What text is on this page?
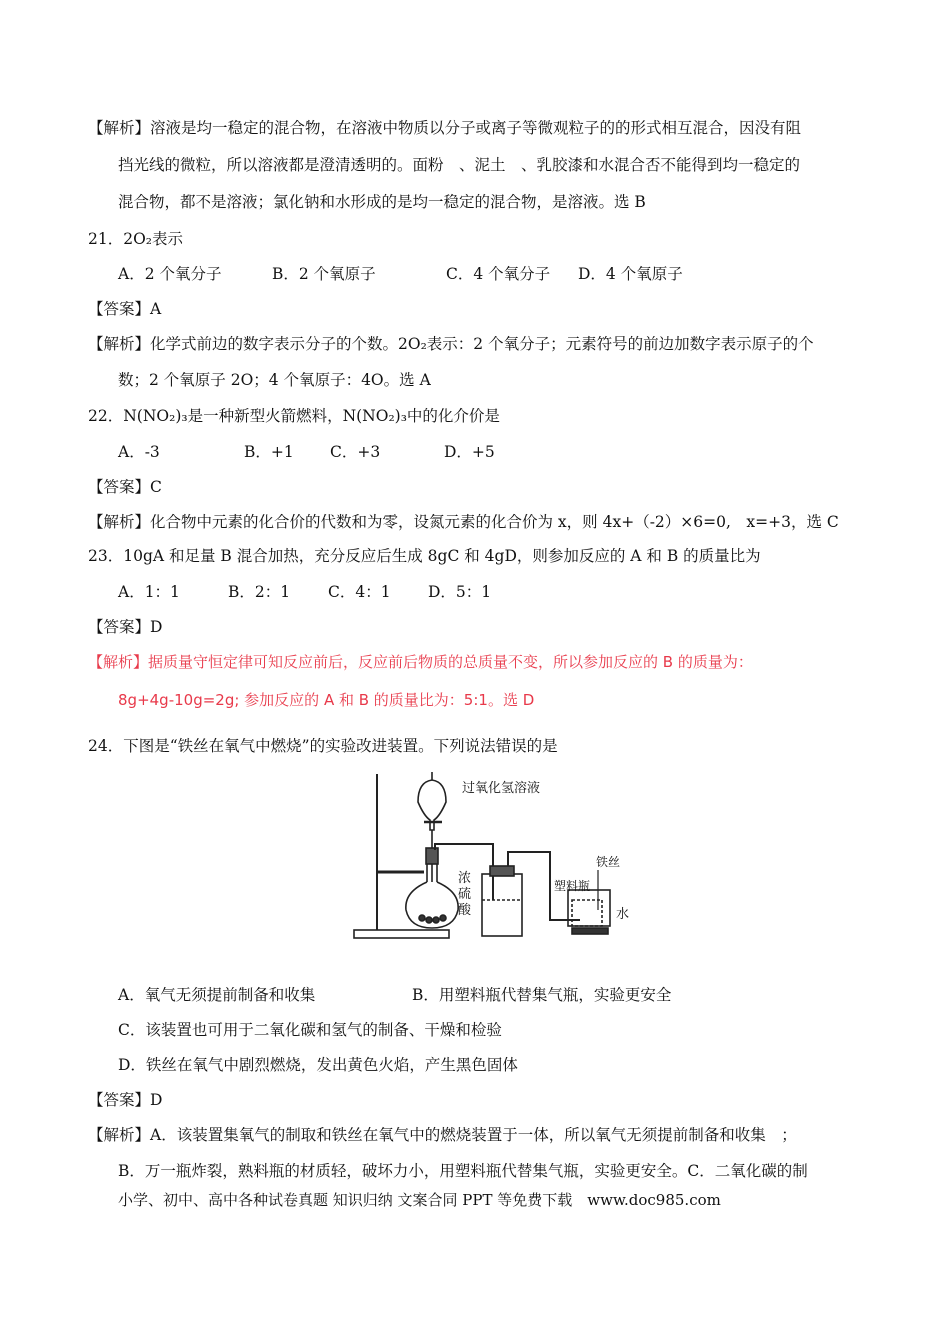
【解析】溶液是均一稳定的混合物，在溶液中物质以分子或离子等微观粒子的的形式相互混合，因没有阻
挡光线的微粒，所以溶液都是澄清透明的。面粉　、泥土　、乳胶漆和水混合否不能得到均一稳定的
混合物，都不是溶液；氯化钠和水形成的是均一稳定的混合物，是溶液。选 B
21．2O₂表示
A．2 个氧分子	B．2 个氧原子	C．4 个氧分子 D．4 个氧原子
【答案】A
【解析】化学式前边的数字表示分子的个数。2O₂表示：2 个氧分子；元素符号的前边加数字表示原子的个
数；2 个氧原子 2O；4 个氧原子：4O。选 A
22．N(NO₂)₃是一种新型火箭燃料，N(NO₂)₃中的化介价是
A．-3	B．+1 C．+3	D．+5
【答案】C
【解析】化合物中元素的化合价的代数和为零，设氮元素的化合价为 x，则 4x+（-2）×6=0,　x=+3，选 C
23．10gA 和足量 B 混合加热，充分反应后生成 8gC 和 4gD，则参加反应的 A 和 B 的质量比为
A．1：1	B．2：1 C．4：1 D．5：1
【答案】D
【解析】据质量守恒定律可知反应前后，反应前后物质的总质量不变，所以参加反应的 B 的质量为：
8g+4g-10g=2g; 参加反应的 A 和 B 的质量比为：5:1。选 D
24．下图是“铁丝在氧气中燃烧”的实验改进装置。下列说法错误的是
过氧化氢溶液
浓
硫
酸
塑料瓶
铁丝
水
A．氧气无须提前制备和收集	B．用塑料瓶代替集气瓶，实验更安全
C．该装置也可用于二氧化碳和氢气的制备、干燥和检验
D．铁丝在氧气中剧烈燃烧，发出黄色火焰，产生黑色固体
【答案】D
【解析】A．该装置集氧气的制取和铁丝在氧气中的燃烧装置于一体，所以氧气无须提前制备和收集　；
B．万一瓶炸裂，熟料瓶的材质轻，破坏力小，用塑料瓶代替集气瓶，实验更安全。C．二氧化碳的制
小学、初中、高中各种试卷真题 知识归纳 文案合同 PPT 等免费下载　www.doc985.com
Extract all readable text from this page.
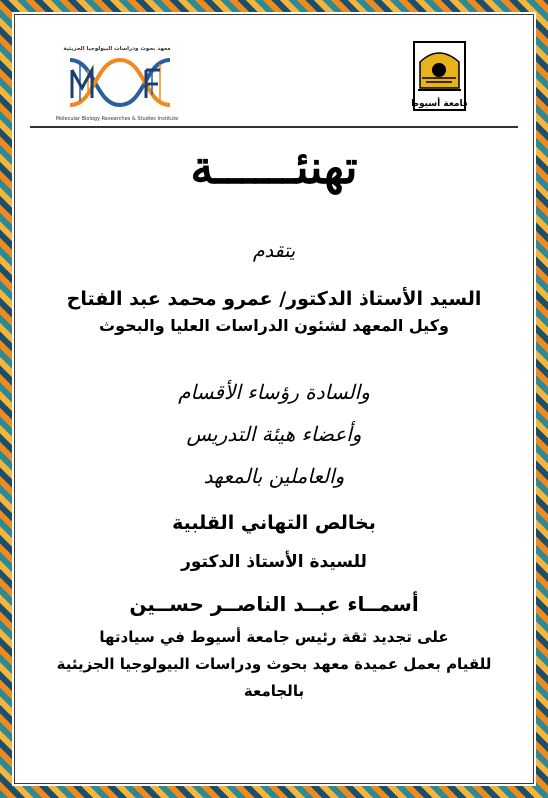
معهد بحوث ودراسات البيولوجيا الجزيئية
Molecular Biology Researches & Studies Institute
جامعة أسيوط
تهنئــــــة
يتقدم
السيد الأستاذ الدكتور/ عمرو محمد عبد الفتاح
وكيل المعهد لشئون الدراسات العليا والبحوث
والسادة رؤساء الأقسام
وأعضاء هيئة التدريس
والعاملين بالمعهد
بخالص التهاني القلبية
للسيدة الأستاذ الدكتور
أسمــاء عبــد الناصــر حســين
على تجديد ثقة رئيس جامعة أسيوط في سيادتها
للقيام بعمل عميدة معهد بحوث ودراسات البيولوجيا الجزيئية
بالجامعة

—————

### Work to complete
Each line holding "实验更安全" must be found and copied.

### The answer
A．氧气无须提前制备和收集	B．用塑料瓶代替集气瓶，实验更安全
B．万一瓶炸裂，熟料瓶的材质轻，破坏力小，用塑料瓶代替集气瓶，实验更安全。C．二氧化碳的制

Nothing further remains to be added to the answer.